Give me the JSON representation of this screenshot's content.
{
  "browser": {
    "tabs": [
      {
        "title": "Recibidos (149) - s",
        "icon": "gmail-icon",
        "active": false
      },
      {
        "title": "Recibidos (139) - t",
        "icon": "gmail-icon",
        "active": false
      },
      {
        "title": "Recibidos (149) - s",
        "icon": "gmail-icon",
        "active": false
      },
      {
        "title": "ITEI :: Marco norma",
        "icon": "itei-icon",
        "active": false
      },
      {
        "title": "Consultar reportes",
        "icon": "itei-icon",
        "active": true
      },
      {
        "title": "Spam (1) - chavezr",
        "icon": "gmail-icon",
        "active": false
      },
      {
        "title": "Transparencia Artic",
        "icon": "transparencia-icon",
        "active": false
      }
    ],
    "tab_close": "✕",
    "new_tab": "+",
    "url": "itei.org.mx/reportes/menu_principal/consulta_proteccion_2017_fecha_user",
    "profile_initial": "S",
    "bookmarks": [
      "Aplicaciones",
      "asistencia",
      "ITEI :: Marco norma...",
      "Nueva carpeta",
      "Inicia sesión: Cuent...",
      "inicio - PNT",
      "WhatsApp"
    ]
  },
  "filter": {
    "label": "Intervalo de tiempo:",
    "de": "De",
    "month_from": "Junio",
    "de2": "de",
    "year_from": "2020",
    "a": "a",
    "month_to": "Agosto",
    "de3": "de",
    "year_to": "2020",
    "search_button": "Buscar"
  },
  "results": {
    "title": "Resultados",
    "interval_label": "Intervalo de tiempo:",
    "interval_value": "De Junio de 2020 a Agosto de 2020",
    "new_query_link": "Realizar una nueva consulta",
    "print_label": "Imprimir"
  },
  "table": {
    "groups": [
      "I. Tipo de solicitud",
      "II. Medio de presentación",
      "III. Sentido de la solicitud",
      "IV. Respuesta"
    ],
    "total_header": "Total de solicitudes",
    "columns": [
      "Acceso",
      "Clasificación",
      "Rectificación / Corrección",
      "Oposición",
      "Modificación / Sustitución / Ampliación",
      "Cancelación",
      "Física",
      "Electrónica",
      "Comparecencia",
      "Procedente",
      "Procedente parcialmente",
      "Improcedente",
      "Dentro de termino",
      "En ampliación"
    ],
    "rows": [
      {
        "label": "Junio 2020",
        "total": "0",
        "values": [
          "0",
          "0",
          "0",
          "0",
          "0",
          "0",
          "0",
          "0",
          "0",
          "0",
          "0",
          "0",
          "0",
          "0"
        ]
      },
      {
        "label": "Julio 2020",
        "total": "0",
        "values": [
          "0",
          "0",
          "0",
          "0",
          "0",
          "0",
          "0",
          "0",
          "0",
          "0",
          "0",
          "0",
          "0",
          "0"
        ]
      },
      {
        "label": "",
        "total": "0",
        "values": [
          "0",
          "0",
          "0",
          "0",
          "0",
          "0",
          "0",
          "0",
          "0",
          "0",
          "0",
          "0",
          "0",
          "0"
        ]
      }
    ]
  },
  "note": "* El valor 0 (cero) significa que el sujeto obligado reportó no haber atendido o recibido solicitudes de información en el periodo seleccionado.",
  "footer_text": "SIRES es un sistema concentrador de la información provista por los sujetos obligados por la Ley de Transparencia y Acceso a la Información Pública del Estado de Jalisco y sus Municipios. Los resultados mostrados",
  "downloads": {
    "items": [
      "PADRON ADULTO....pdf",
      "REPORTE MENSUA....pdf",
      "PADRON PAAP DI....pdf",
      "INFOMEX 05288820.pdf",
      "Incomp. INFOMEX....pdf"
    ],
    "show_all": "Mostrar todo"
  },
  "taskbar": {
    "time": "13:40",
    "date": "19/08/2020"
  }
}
++++++
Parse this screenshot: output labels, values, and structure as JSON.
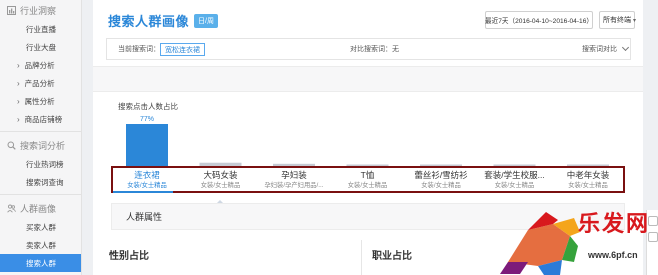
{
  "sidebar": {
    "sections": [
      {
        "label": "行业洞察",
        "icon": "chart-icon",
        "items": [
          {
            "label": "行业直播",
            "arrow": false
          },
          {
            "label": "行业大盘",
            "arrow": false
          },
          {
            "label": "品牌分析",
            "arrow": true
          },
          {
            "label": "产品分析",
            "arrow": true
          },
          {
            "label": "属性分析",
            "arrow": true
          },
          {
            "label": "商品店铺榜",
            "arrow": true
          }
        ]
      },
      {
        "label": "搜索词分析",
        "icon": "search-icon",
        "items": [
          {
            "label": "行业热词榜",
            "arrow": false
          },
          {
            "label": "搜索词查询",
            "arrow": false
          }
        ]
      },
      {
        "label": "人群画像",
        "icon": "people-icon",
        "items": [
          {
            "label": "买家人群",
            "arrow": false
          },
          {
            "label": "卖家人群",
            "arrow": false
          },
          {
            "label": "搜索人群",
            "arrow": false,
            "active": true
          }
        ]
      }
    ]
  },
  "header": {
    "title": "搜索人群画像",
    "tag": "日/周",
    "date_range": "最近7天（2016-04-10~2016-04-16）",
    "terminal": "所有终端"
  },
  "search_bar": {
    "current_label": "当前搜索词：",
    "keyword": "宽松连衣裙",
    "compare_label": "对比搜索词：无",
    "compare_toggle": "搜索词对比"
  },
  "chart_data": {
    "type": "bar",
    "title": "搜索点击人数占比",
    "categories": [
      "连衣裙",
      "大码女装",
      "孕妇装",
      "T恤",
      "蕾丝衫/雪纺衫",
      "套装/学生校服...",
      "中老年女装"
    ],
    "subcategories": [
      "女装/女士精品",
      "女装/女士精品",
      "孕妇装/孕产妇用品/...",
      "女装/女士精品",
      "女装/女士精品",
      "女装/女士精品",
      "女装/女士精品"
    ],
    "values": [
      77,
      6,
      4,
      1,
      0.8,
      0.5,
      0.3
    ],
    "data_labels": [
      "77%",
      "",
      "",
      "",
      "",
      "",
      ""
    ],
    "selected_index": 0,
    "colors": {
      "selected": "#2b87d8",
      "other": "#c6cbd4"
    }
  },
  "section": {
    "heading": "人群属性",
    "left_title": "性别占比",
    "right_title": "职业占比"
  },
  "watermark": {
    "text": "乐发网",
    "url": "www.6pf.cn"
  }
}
++++++
Determine how many lines of the listing above hold the word "INFOMEX". Report that number without anything else.

SOLUTION: 2